Task directions
Restate all of the data exactly.

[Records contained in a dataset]
* * *

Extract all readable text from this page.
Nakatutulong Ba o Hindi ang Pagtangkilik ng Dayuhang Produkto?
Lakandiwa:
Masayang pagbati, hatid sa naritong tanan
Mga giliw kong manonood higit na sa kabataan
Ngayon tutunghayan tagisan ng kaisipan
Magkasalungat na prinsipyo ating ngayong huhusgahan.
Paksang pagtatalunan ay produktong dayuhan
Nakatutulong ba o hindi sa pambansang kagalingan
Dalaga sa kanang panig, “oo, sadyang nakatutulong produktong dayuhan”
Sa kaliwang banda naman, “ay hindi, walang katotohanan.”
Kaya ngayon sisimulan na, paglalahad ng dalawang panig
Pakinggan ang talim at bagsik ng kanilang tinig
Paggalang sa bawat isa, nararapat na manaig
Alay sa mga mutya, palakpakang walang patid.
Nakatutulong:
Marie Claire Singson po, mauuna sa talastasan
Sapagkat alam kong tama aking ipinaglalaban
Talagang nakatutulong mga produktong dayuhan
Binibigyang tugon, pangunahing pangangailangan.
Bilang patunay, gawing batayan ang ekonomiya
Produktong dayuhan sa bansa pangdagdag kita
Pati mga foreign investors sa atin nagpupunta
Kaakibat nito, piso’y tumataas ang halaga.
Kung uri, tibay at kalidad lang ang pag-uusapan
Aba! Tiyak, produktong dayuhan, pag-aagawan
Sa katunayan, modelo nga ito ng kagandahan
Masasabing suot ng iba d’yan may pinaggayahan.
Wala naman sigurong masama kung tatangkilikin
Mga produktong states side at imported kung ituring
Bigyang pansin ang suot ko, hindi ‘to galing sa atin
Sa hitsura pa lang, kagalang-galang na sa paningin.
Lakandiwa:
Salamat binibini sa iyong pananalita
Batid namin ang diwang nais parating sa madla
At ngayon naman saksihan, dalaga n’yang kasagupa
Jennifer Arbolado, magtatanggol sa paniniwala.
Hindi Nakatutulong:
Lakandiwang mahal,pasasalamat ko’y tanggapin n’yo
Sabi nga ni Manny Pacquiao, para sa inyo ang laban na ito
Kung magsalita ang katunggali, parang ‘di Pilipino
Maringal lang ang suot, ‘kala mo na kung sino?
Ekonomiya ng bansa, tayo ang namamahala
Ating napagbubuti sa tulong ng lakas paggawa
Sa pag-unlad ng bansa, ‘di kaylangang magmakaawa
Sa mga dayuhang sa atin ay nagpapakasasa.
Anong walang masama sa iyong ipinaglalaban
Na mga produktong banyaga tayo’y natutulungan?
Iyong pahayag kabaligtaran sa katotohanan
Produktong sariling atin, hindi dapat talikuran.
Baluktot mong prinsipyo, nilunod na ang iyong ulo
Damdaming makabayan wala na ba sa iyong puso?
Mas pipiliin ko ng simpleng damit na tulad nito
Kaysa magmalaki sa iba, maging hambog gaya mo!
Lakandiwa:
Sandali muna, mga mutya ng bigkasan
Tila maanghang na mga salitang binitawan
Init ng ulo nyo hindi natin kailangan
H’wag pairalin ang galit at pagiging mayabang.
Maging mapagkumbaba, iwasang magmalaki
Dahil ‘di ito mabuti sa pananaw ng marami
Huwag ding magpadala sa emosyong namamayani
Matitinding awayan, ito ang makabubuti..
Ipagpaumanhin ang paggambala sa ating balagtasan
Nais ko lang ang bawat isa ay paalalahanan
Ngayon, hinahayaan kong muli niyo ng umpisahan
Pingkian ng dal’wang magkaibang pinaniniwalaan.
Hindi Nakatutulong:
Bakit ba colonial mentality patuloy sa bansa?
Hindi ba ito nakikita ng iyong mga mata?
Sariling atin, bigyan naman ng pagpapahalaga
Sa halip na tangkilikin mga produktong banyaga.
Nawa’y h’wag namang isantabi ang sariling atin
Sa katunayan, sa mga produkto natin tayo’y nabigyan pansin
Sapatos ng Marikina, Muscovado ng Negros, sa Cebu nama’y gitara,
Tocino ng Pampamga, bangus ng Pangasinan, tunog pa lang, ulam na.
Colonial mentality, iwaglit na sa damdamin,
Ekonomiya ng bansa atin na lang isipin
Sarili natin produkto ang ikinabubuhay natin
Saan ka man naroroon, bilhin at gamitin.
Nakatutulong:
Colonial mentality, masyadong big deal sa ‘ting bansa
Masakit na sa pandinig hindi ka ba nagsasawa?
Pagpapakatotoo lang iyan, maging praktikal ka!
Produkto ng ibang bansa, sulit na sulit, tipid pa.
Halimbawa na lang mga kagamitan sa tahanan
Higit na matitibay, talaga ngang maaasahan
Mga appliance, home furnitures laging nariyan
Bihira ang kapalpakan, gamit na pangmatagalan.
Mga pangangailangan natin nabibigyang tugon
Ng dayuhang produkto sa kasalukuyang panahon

* * *

Reply to the exercise
Extract all readable text from this page.
Nakatutulong Ba o Hindi ang Pagtangkilik ng Dayuhang Produkto?
Lakandiwa:
Masayang pagbati, hatid sa naritong tanan
Mga giliw kong manonood higit na sa kabataan
Ngayon tutunghayan tagisan ng kaisipan
Magkasalungat na prinsipyo ating ngayong huhusgahan.
Paksang pagtatalunan ay produktong dayuhan
Nakatutulong ba o hindi sa pambansang kagalingan
Dalaga sa kanang panig, “oo, sadyang nakatutulong produktong dayuhan”
Sa kaliwang banda naman, “ay hindi, walang katotohanan.”
Kaya ngayon sisimulan na, paglalahad ng dalawang panig
Pakinggan ang talim at bagsik ng kanilang tinig
Paggalang sa bawat isa, nararapat na manaig
Alay sa mga mutya, palakpakang walang patid.
Nakatutulong:
Marie Claire Singson po, mauuna sa talastasan
Sapagkat alam kong tama aking ipinaglalaban
Talagang nakatutulong mga produktong dayuhan
Binibigyang tugon, pangunahing pangangailangan.
Bilang patunay, gawing batayan ang ekonomiya
Produktong dayuhan sa bansa pangdagdag kita
Pati mga foreign investors sa atin nagpupunta
Kaakibat nito, piso’y tumataas ang halaga.
Kung uri, tibay at kalidad lang ang pag-uusapan
Aba! Tiyak, produktong dayuhan, pag-aagawan
Sa katunayan, modelo nga ito ng kagandahan
Masasabing suot ng iba d’yan may pinaggayahan.
Wala naman sigurong masama kung tatangkilikin
Mga produktong states side at imported kung ituring
Bigyang pansin ang suot ko, hindi ‘to galing sa atin
Sa hitsura pa lang, kagalang-galang na sa paningin.
Lakandiwa:
Salamat binibini sa iyong pananalita
Batid namin ang diwang nais parating sa madla
At ngayon naman saksihan, dalaga n’yang kasagupa
Jennifer Arbolado, magtatanggol sa paniniwala.
Hindi Nakatutulong:
Lakandiwang mahal,pasasalamat ko’y tanggapin n’yo
Sabi nga ni Manny Pacquiao, para sa inyo ang laban na ito
Kung magsalita ang katunggali, parang ‘di Pilipino
Maringal lang ang suot, ‘kala mo na kung sino?
Ekonomiya ng bansa, tayo ang namamahala
Ating napagbubuti sa tulong ng lakas paggawa
Sa pag-unlad ng bansa, ‘di kaylangang magmakaawa
Sa mga dayuhang sa atin ay nagpapakasasa.
Anong walang masama sa iyong ipinaglalaban
Na mga produktong banyaga tayo’y natutulungan?
Iyong pahayag kabaligtaran sa katotohanan
Produktong sariling atin, hindi dapat talikuran.
Baluktot mong prinsipyo, nilunod na ang iyong ulo
Damdaming makabayan wala na ba sa iyong puso?
Mas pipiliin ko ng simpleng damit na tulad nito
Kaysa magmalaki sa iba, maging hambog gaya mo!
Lakandiwa:
Sandali muna, mga mutya ng bigkasan
Tila maanghang na mga salitang binitawan
Init ng ulo nyo hindi natin kailangan
H’wag pairalin ang galit at pagiging mayabang.
Maging mapagkumbaba, iwasang magmalaki
Dahil ‘di ito mabuti sa pananaw ng marami
Huwag ding magpadala sa emosyong namamayani
Matitinding awayan, ito ang makabubuti..
Ipagpaumanhin ang paggambala sa ating balagtasan
Nais ko lang ang bawat isa ay paalalahanan
Ngayon, hinahayaan kong muli niyo ng umpisahan
Pingkian ng dal’wang magkaibang pinaniniwalaan.
Hindi Nakatutulong:
Bakit ba colonial mentality patuloy sa bansa?
Hindi ba ito nakikita ng iyong mga mata?
Sariling atin, bigyan naman ng pagpapahalaga
Sa halip na tangkilikin mga produktong banyaga.
Nawa’y h’wag namang isantabi ang sariling atin
Sa katunayan, sa mga produkto natin tayo’y nabigyan pansin
Sapatos ng Marikina, Muscovado ng Negros, sa Cebu nama’y gitara,
Tocino ng Pampamga, bangus ng Pangasinan, tunog pa lang, ulam na.
Colonial mentality, iwaglit na sa damdamin,
Ekonomiya ng bansa atin na lang isipin
Sarili natin produkto ang ikinabubuhay natin
Saan ka man naroroon, bilhin at gamitin.
Nakatutulong:
Colonial mentality, masyadong big deal sa ‘ting bansa
Masakit na sa pandinig hindi ka ba nagsasawa?
Pagpapakatotoo lang iyan, maging praktikal ka!
Produkto ng ibang bansa, sulit na sulit, tipid pa.
Halimbawa na lang mga kagamitan sa tahanan
Higit na matitibay, talaga ngang maaasahan
Mga appliance, home furnitures laging nariyan
Bihira ang kapalpakan, gamit na pangmatagalan.
Mga pangangailangan natin nabibigyang tugon
Ng dayuhang produkto sa kasalukuyang panahon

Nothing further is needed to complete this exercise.